▶ Task objective
Word for word, give the material below again, minus any images.

▶ Source material
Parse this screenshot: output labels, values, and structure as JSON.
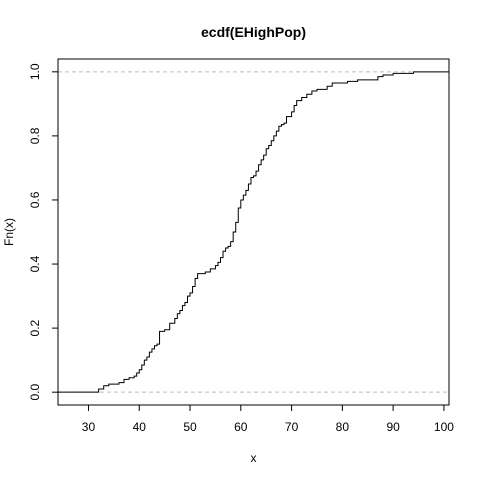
{
  "chart_data": {
    "type": "line",
    "title": "ecdf(EHighPop)",
    "xlabel": "x",
    "ylabel": "Fn(x)",
    "xlim": [
      24,
      101
    ],
    "ylim": [
      0,
      1
    ],
    "x_ticks": [
      30,
      40,
      50,
      60,
      70,
      80,
      90,
      100
    ],
    "y_ticks": [
      0.0,
      0.2,
      0.4,
      0.6,
      0.8,
      1.0
    ],
    "y_tick_labels": [
      "0.0",
      "0.2",
      "0.4",
      "0.6",
      "0.8",
      "1.0"
    ],
    "reference_lines": [
      0,
      1
    ],
    "series": [
      {
        "x": [
          32,
          33,
          34,
          36,
          37,
          38,
          39,
          39.5,
          40,
          40.5,
          41,
          41.5,
          42,
          42.5,
          43,
          43.5,
          44,
          44.5,
          45,
          46,
          47,
          47.5,
          48,
          48.5,
          49,
          49.5,
          50,
          50.5,
          51,
          51.5,
          52,
          53,
          54,
          55,
          55.5,
          56,
          56.5,
          57,
          57.5,
          58,
          58.5,
          59,
          59.5,
          60,
          60.5,
          61,
          61.5,
          62,
          62.5,
          63,
          63.5,
          64,
          64.5,
          65,
          65.5,
          66,
          66.5,
          67,
          67.5,
          68,
          68.5,
          69,
          70,
          70.5,
          71,
          72,
          73,
          74,
          75,
          77,
          78,
          81,
          83,
          87,
          88,
          90,
          94
        ],
        "y": [
          0.01,
          0.02,
          0.025,
          0.03,
          0.04,
          0.045,
          0.05,
          0.06,
          0.07,
          0.085,
          0.1,
          0.11,
          0.125,
          0.135,
          0.145,
          0.15,
          0.19,
          0.19,
          0.195,
          0.215,
          0.23,
          0.245,
          0.255,
          0.27,
          0.28,
          0.3,
          0.31,
          0.33,
          0.355,
          0.37,
          0.37,
          0.375,
          0.385,
          0.395,
          0.405,
          0.42,
          0.44,
          0.45,
          0.455,
          0.47,
          0.5,
          0.53,
          0.575,
          0.6,
          0.615,
          0.63,
          0.65,
          0.67,
          0.675,
          0.69,
          0.71,
          0.725,
          0.74,
          0.76,
          0.77,
          0.785,
          0.8,
          0.815,
          0.83,
          0.835,
          0.84,
          0.86,
          0.875,
          0.895,
          0.91,
          0.92,
          0.93,
          0.94,
          0.945,
          0.955,
          0.965,
          0.97,
          0.975,
          0.985,
          0.99,
          0.995,
          1.0
        ]
      }
    ]
  }
}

▶ The answer
Parse this screenshot: output labels, values, and structure as JSON.
{
  "chart_data": {
    "type": "line",
    "title": "ecdf(EHighPop)",
    "xlabel": "x",
    "ylabel": "Fn(x)",
    "xlim": [
      24,
      101
    ],
    "ylim": [
      0,
      1
    ],
    "x_ticks": [
      30,
      40,
      50,
      60,
      70,
      80,
      90,
      100
    ],
    "y_ticks": [
      0.0,
      0.2,
      0.4,
      0.6,
      0.8,
      1.0
    ],
    "y_tick_labels": [
      "0.0",
      "0.2",
      "0.4",
      "0.6",
      "0.8",
      "1.0"
    ],
    "reference_lines": [
      0,
      1
    ],
    "series": [
      {
        "x": [
          32,
          33,
          34,
          36,
          37,
          38,
          39,
          39.5,
          40,
          40.5,
          41,
          41.5,
          42,
          42.5,
          43,
          43.5,
          44,
          44.5,
          45,
          46,
          47,
          47.5,
          48,
          48.5,
          49,
          49.5,
          50,
          50.5,
          51,
          51.5,
          52,
          53,
          54,
          55,
          55.5,
          56,
          56.5,
          57,
          57.5,
          58,
          58.5,
          59,
          59.5,
          60,
          60.5,
          61,
          61.5,
          62,
          62.5,
          63,
          63.5,
          64,
          64.5,
          65,
          65.5,
          66,
          66.5,
          67,
          67.5,
          68,
          68.5,
          69,
          70,
          70.5,
          71,
          72,
          73,
          74,
          75,
          77,
          78,
          81,
          83,
          87,
          88,
          90,
          94
        ],
        "y": [
          0.01,
          0.02,
          0.025,
          0.03,
          0.04,
          0.045,
          0.05,
          0.06,
          0.07,
          0.085,
          0.1,
          0.11,
          0.125,
          0.135,
          0.145,
          0.15,
          0.19,
          0.19,
          0.195,
          0.215,
          0.23,
          0.245,
          0.255,
          0.27,
          0.28,
          0.3,
          0.31,
          0.33,
          0.355,
          0.37,
          0.37,
          0.375,
          0.385,
          0.395,
          0.405,
          0.42,
          0.44,
          0.45,
          0.455,
          0.47,
          0.5,
          0.53,
          0.575,
          0.6,
          0.615,
          0.63,
          0.65,
          0.67,
          0.675,
          0.69,
          0.71,
          0.725,
          0.74,
          0.76,
          0.77,
          0.785,
          0.8,
          0.815,
          0.83,
          0.835,
          0.84,
          0.86,
          0.875,
          0.895,
          0.91,
          0.92,
          0.93,
          0.94,
          0.945,
          0.955,
          0.965,
          0.97,
          0.975,
          0.985,
          0.99,
          0.995,
          1.0
        ]
      }
    ]
  }
}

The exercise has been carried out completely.